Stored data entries
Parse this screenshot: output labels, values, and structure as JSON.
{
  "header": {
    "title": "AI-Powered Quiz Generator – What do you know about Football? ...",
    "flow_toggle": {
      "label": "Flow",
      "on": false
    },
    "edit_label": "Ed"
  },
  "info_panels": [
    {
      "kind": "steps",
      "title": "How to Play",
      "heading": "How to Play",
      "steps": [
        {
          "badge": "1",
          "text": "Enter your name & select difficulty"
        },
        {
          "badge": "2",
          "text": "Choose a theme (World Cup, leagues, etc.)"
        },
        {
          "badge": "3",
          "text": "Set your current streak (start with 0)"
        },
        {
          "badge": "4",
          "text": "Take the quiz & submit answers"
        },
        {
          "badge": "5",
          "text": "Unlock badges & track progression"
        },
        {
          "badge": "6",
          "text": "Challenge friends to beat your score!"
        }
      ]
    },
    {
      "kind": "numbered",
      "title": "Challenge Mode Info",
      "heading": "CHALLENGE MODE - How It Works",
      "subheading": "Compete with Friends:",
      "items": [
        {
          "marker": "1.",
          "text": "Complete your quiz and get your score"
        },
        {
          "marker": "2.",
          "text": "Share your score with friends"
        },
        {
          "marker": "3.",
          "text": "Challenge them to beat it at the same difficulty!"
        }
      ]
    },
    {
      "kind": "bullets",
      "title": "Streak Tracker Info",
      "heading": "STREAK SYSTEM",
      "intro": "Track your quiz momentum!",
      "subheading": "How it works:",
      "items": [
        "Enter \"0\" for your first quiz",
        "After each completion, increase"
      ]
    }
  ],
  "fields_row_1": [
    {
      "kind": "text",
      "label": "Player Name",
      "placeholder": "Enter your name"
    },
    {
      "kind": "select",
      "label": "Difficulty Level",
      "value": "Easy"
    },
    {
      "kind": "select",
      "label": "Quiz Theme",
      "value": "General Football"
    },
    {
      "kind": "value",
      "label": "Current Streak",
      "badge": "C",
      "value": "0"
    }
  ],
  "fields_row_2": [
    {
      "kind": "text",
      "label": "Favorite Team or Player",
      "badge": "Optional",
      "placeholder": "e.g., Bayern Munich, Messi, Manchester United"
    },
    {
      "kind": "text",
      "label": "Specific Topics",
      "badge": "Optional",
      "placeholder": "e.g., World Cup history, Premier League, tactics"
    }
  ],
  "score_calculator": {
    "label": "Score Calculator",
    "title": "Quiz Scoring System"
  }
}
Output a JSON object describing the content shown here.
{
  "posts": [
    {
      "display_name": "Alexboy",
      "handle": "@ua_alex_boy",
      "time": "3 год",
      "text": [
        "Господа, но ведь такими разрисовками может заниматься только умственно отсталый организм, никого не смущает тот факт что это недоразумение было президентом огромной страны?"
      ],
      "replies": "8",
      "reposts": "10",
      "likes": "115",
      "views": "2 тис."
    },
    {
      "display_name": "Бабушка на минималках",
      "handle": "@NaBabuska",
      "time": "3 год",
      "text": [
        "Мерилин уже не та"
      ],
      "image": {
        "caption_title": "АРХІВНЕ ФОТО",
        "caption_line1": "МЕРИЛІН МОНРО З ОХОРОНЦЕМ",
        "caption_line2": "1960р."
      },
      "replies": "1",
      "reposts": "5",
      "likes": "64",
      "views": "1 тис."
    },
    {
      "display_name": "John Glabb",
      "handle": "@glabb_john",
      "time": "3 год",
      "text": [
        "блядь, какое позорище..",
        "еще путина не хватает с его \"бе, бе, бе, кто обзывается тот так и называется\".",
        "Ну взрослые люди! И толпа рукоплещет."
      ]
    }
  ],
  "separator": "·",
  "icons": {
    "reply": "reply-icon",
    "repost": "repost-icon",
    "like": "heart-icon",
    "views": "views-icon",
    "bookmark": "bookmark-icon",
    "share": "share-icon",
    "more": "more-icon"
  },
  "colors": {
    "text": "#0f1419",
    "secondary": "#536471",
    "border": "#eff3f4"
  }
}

=== Prompt ===
Write the data out again in full and exactly.

=== Solution ===
Parse this screenshot: output labels, values, and structure as JSON.
{
  "header": {
    "title": "AI-Powered Quiz Generator – What do you know about Football? ...",
    "flow_toggle": {
      "label": "Flow",
      "on": false
    },
    "edit_label": "Ed"
  },
  "info_panels": [
    {
      "kind": "steps",
      "title": "How to Play",
      "heading": "How to Play",
      "steps": [
        {
          "badge": "1",
          "text": "Enter your name & select difficulty"
        },
        {
          "badge": "2",
          "text": "Choose a theme (World Cup, leagues, etc.)"
        },
        {
          "badge": "3",
          "text": "Set your current streak (start with 0)"
        },
        {
          "badge": "4",
          "text": "Take the quiz & submit answers"
        },
        {
          "badge": "5",
          "text": "Unlock badges & track progression"
        },
        {
          "badge": "6",
          "text": "Challenge friends to beat your score!"
        }
      ]
    },
    {
      "kind": "numbered",
      "title": "Challenge Mode Info",
      "heading": "CHALLENGE MODE - How It Works",
      "subheading": "Compete with Friends:",
      "items": [
        {
          "marker": "1.",
          "text": "Complete your quiz and get your score"
        },
        {
          "marker": "2.",
          "text": "Share your score with friends"
        },
        {
          "marker": "3.",
          "text": "Challenge them to beat it at the same difficulty!"
        }
      ]
    },
    {
      "kind": "bullets",
      "title": "Streak Tracker Info",
      "heading": "STREAK SYSTEM",
      "intro": "Track your quiz momentum!",
      "subheading": "How it works:",
      "items": [
        "Enter \"0\" for your first quiz",
        "After each completion, increase"
      ]
    }
  ],
  "fields_row_1": [
    {
      "kind": "text",
      "label": "Player Name",
      "placeholder": "Enter your name"
    },
    {
      "kind": "select",
      "label": "Difficulty Level",
      "value": "Easy"
    },
    {
      "kind": "select",
      "label": "Quiz Theme",
      "value": "General Football"
    },
    {
      "kind": "value",
      "label": "Current Streak",
      "badge": "C",
      "value": "0"
    }
  ],
  "fields_row_2": [
    {
      "kind": "text",
      "label": "Favorite Team or Player",
      "badge": "Optional",
      "placeholder": "e.g., Bayern Munich, Messi, Manchester United"
    },
    {
      "kind": "text",
      "label": "Specific Topics",
      "badge": "Optional",
      "placeholder": "e.g., World Cup history, Premier League, tactics"
    }
  ],
  "score_calculator": {
    "label": "Score Calculator",
    "title": "Quiz Scoring System"
  }
}
Output a JSON object describing the content shown here.
{
  "posts": [
    {
      "display_name": "Alexboy",
      "handle": "@ua_alex_boy",
      "time": "3 год",
      "text": [
        "Господа, но ведь такими разрисовками может заниматься только умственно отсталый организм, никого не смущает тот факт что это недоразумение было президентом огромной страны?"
      ],
      "replies": "8",
      "reposts": "10",
      "likes": "115",
      "views": "2 тис."
    },
    {
      "display_name": "Бабушка на минималках",
      "handle": "@NaBabuska",
      "time": "3 год",
      "text": [
        "Мерилин уже не та"
      ],
      "image": {
        "caption_title": "АРХІВНЕ ФОТО",
        "caption_line1": "МЕРИЛІН МОНРО З ОХОРОНЦЕМ",
        "caption_line2": "1960р."
      },
      "replies": "1",
      "reposts": "5",
      "likes": "64",
      "views": "1 тис."
    },
    {
      "display_name": "John Glabb",
      "handle": "@glabb_john",
      "time": "3 год",
      "text": [
        "блядь, какое позорище..",
        "еще путина не хватает с его \"бе, бе, бе, кто обзывается тот так и называется\".",
        "Ну взрослые люди! И толпа рукоплещет."
      ]
    }
  ],
  "separator": "·",
  "icons": {
    "reply": "reply-icon",
    "repost": "repost-icon",
    "like": "heart-icon",
    "views": "views-icon",
    "bookmark": "bookmark-icon",
    "share": "share-icon",
    "more": "more-icon"
  },
  "colors": {
    "text": "#0f1419",
    "secondary": "#536471",
    "border": "#eff3f4"
  }
}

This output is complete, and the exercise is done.